(Figure record extracts)
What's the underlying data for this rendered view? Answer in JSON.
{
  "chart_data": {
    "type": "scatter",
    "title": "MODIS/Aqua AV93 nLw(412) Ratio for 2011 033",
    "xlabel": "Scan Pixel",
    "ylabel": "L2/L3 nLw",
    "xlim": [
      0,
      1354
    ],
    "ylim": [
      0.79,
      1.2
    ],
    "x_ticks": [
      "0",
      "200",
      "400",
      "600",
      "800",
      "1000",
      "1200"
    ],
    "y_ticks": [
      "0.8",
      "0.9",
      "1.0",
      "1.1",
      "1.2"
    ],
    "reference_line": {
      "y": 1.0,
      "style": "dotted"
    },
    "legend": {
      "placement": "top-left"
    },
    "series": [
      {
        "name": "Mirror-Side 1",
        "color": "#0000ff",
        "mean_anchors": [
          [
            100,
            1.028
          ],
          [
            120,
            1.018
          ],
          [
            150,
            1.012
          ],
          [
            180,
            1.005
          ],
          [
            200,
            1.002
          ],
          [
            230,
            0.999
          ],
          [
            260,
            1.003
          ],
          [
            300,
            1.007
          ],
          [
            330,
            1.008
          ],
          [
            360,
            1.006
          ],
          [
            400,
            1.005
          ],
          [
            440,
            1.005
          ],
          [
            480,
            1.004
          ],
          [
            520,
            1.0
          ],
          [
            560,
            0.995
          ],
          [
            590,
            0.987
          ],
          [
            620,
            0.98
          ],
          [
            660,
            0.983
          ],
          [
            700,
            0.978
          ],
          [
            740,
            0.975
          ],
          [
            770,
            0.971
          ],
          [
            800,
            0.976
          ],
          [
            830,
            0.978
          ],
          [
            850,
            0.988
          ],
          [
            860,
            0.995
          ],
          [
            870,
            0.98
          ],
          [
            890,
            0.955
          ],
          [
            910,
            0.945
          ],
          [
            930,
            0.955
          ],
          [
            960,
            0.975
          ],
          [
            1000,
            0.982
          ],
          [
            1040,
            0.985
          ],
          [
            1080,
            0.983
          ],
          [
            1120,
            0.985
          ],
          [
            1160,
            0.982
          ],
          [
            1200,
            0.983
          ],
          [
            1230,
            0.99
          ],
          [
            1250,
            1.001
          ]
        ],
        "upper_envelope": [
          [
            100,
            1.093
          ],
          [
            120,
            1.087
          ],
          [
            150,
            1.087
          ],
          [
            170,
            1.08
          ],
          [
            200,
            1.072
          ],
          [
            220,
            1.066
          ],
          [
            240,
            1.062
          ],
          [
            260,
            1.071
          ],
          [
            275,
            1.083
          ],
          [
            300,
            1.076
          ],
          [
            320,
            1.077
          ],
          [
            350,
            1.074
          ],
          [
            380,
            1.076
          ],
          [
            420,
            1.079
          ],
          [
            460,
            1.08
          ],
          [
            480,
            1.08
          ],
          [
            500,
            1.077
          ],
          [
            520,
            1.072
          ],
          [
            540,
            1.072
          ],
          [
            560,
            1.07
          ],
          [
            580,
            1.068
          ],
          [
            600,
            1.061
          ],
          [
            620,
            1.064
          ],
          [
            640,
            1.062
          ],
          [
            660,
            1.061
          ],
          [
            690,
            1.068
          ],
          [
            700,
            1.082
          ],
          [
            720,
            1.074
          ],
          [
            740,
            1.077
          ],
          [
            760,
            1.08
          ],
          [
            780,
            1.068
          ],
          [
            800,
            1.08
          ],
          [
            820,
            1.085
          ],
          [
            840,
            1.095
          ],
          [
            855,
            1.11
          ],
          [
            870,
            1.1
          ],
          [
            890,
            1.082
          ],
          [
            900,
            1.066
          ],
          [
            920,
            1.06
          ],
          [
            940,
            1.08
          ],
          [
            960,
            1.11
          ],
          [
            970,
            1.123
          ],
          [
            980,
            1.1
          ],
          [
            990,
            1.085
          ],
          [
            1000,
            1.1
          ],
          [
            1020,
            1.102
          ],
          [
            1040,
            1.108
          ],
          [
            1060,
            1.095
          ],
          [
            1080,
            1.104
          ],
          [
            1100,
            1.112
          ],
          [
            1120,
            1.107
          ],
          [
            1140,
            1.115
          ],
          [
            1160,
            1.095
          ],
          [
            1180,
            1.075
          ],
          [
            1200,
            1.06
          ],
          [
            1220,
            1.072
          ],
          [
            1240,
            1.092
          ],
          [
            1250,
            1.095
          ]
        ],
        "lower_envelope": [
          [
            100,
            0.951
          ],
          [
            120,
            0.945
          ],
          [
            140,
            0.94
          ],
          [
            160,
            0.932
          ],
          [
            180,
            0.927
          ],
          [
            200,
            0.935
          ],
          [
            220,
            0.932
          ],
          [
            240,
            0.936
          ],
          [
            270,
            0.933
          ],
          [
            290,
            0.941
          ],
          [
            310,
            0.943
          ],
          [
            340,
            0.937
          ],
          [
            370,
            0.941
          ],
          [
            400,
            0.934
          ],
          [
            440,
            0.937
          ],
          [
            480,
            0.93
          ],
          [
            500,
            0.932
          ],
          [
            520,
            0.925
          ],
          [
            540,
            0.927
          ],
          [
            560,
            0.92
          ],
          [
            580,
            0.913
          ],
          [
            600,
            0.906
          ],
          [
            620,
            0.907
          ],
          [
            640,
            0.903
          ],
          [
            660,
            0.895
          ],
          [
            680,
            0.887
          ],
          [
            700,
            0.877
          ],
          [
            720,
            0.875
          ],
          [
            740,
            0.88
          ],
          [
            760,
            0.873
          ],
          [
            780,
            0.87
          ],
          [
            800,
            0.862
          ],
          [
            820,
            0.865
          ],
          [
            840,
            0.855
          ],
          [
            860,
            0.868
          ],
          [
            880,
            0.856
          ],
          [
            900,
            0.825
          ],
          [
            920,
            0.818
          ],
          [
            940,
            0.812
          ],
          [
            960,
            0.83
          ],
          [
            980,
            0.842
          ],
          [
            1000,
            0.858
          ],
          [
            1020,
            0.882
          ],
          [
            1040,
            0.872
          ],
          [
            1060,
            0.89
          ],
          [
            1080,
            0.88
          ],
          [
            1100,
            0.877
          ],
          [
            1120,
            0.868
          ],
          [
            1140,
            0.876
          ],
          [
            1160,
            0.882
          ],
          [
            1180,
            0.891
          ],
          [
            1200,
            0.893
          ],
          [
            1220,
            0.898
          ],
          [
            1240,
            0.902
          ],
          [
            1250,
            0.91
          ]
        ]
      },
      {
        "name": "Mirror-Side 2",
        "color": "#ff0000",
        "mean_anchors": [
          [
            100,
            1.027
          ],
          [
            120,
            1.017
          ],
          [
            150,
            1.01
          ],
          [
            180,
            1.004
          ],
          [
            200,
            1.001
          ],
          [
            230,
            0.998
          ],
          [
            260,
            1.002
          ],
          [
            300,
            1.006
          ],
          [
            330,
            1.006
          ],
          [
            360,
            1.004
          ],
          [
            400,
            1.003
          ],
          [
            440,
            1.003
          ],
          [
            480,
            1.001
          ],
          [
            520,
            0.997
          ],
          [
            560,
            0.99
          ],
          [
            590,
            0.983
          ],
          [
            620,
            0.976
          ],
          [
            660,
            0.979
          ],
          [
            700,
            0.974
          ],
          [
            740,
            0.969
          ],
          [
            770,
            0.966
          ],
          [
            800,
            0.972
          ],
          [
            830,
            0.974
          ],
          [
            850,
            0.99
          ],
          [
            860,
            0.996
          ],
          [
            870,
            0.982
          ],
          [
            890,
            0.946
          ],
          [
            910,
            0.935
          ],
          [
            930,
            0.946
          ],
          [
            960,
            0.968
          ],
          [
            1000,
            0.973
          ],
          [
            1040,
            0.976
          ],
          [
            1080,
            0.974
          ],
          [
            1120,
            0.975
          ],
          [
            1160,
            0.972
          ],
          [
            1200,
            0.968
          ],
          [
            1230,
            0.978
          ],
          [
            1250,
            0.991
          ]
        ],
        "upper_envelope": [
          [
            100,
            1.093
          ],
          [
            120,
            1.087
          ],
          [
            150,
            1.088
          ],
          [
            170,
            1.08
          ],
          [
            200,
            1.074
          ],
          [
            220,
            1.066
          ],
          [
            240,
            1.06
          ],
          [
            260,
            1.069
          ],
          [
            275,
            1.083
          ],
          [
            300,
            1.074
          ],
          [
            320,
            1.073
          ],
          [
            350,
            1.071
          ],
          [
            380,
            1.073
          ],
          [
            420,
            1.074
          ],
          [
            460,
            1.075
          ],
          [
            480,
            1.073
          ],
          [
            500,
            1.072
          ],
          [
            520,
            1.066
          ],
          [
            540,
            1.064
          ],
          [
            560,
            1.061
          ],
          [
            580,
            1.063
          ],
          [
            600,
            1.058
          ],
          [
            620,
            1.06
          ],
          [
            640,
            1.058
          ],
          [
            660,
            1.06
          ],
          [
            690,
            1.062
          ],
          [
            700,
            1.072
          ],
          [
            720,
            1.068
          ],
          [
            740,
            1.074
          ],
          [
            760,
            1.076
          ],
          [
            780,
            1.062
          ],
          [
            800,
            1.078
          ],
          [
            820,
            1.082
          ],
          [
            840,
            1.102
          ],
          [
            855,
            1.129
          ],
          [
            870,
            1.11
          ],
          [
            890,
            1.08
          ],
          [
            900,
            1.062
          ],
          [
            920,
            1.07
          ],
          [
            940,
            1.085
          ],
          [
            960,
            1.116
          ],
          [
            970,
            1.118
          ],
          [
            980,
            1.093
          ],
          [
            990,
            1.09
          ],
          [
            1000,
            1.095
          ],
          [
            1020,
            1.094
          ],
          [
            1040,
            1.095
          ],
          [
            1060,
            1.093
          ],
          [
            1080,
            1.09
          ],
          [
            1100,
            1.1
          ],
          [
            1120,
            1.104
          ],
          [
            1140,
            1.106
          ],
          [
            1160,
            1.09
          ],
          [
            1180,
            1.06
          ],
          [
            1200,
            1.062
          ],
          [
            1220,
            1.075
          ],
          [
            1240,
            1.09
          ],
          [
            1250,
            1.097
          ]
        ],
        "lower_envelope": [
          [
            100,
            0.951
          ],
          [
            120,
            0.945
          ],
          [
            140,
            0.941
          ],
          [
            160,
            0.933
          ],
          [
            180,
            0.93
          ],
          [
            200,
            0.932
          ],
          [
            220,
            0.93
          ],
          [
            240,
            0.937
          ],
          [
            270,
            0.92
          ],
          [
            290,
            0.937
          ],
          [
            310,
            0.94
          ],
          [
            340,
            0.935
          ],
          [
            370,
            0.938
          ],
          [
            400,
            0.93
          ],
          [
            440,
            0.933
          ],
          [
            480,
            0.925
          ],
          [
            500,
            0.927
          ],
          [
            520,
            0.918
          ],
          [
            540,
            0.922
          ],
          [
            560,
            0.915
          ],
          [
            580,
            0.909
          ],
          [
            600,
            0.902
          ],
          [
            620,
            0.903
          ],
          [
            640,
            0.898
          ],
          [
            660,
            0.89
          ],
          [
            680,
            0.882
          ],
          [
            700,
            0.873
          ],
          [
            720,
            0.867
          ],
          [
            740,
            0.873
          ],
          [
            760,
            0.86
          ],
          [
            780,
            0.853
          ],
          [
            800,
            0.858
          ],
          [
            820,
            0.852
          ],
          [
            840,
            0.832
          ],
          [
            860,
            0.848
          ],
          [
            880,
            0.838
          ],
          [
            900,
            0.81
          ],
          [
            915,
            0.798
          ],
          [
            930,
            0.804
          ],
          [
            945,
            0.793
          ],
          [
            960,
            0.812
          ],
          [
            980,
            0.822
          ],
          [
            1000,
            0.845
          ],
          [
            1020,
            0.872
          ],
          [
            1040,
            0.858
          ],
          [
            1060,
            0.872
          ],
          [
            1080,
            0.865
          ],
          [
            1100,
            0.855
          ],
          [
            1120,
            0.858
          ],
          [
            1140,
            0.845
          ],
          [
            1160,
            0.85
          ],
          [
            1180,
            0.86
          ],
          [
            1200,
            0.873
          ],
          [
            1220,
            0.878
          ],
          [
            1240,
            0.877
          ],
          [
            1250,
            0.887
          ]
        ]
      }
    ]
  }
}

Aim:
Please list every line of the records that contains "name".

Complete answer:
        "name": "Mirror-Side 1",
        "name": "Mirror-Side 2",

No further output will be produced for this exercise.